▶ Problem to solve:
Quote the records beneath, complete and exact. Leave out images.

========

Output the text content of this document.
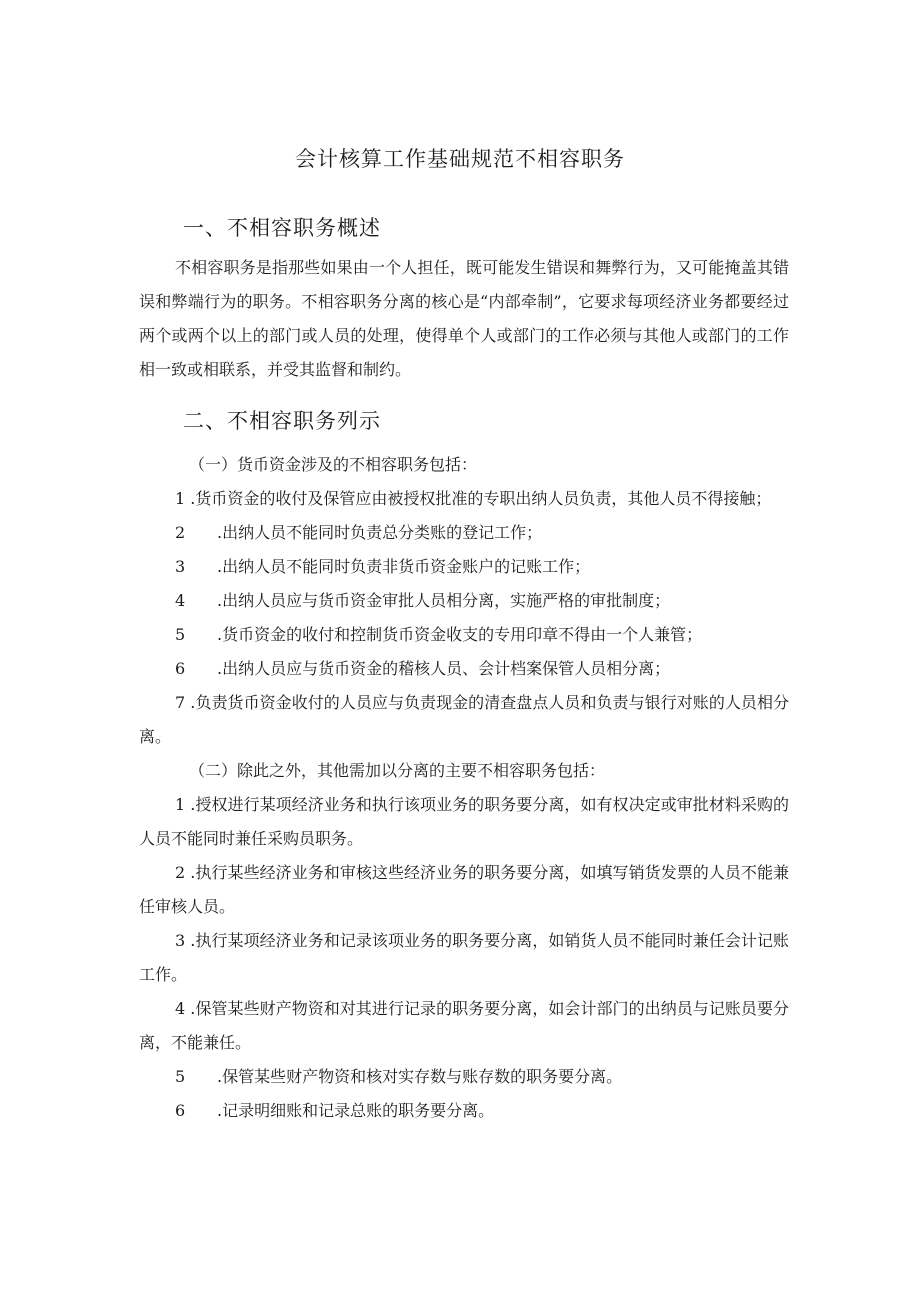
会计核算工作基础规范不相容职务
一、不相容职务概述

不相容职务是指那些如果由一个人担任，既可能发生错误和舞弊行为，又可能掩盖其错误和弊端行为的职务。不相容职务分离的核心是“内部牵制”，它要求每项经济业务都要经过两个或两个以上的部门或人员的处理，使得单个人或部门的工作必须与其他人或部门的工作相一致或相联系，并受其监督和制约。

二、不相容职务列示

（一）货币资金涉及的不相容职务包括：

1 .货币资金的收付及保管应由被授权批准的专职出纳人员负责，其他人员不得接触；

2 .出纳人员不能同时负责总分类账的登记工作；

3 .出纳人员不能同时负责非货币资金账户的记账工作；

4 .出纳人员应与货币资金审批人员相分离，实施严格的审批制度；

5 .货币资金的收付和控制货币资金收支的专用印章不得由一个人兼管；

6 .出纳人员应与货币资金的稽核人员、会计档案保管人员相分离；

7 .负责货币资金收付的人员应与负责现金的清查盘点人员和负责与银行对账的人员相分离。

（二）除此之外，其他需加以分离的主要不相容职务包括：

1 .授权进行某项经济业务和执行该项业务的职务要分离，如有权决定或审批材料采购的人员不能同时兼任采购员职务。

2 .执行某些经济业务和审核这些经济业务的职务要分离，如填写销货发票的人员不能兼任审核人员。

3 .执行某项经济业务和记录该项业务的职务要分离，如销货人员不能同时兼任会计记账工作。

4 .保管某些财产物资和对其进行记录的职务要分离，如会计部门的出纳员与记账员要分离，不能兼任。

5 .保管某些财产物资和核对实存数与账存数的职务要分离。

6 .记录明细账和记录总账的职务要分离。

========

▶ Written answer:
Output the text content of this document.
会计核算工作基础规范不相容职务
一、不相容职务概述

不相容职务是指那些如果由一个人担任，既可能发生错误和舞弊行为，又可能掩盖其错误和弊端行为的职务。不相容职务分离的核心是“内部牵制”，它要求每项经济业务都要经过两个或两个以上的部门或人员的处理，使得单个人或部门的工作必须与其他人或部门的工作相一致或相联系，并受其监督和制约。

二、不相容职务列示

（一）货币资金涉及的不相容职务包括：

1 .货币资金的收付及保管应由被授权批准的专职出纳人员负责，其他人员不得接触；

2 .出纳人员不能同时负责总分类账的登记工作；

3 .出纳人员不能同时负责非货币资金账户的记账工作；

4 .出纳人员应与货币资金审批人员相分离，实施严格的审批制度；

5 .货币资金的收付和控制货币资金收支的专用印章不得由一个人兼管；

6 .出纳人员应与货币资金的稽核人员、会计档案保管人员相分离；

7 .负责货币资金收付的人员应与负责现金的清查盘点人员和负责与银行对账的人员相分离。

（二）除此之外，其他需加以分离的主要不相容职务包括：

1 .授权进行某项经济业务和执行该项业务的职务要分离，如有权决定或审批材料采购的人员不能同时兼任采购员职务。

2 .执行某些经济业务和审核这些经济业务的职务要分离，如填写销货发票的人员不能兼任审核人员。

3 .执行某项经济业务和记录该项业务的职务要分离，如销货人员不能同时兼任会计记账工作。

4 .保管某些财产物资和对其进行记录的职务要分离，如会计部门的出纳员与记账员要分离，不能兼任。

5 .保管某些财产物资和核对实存数与账存数的职务要分离。

6 .记录明细账和记录总账的职务要分离。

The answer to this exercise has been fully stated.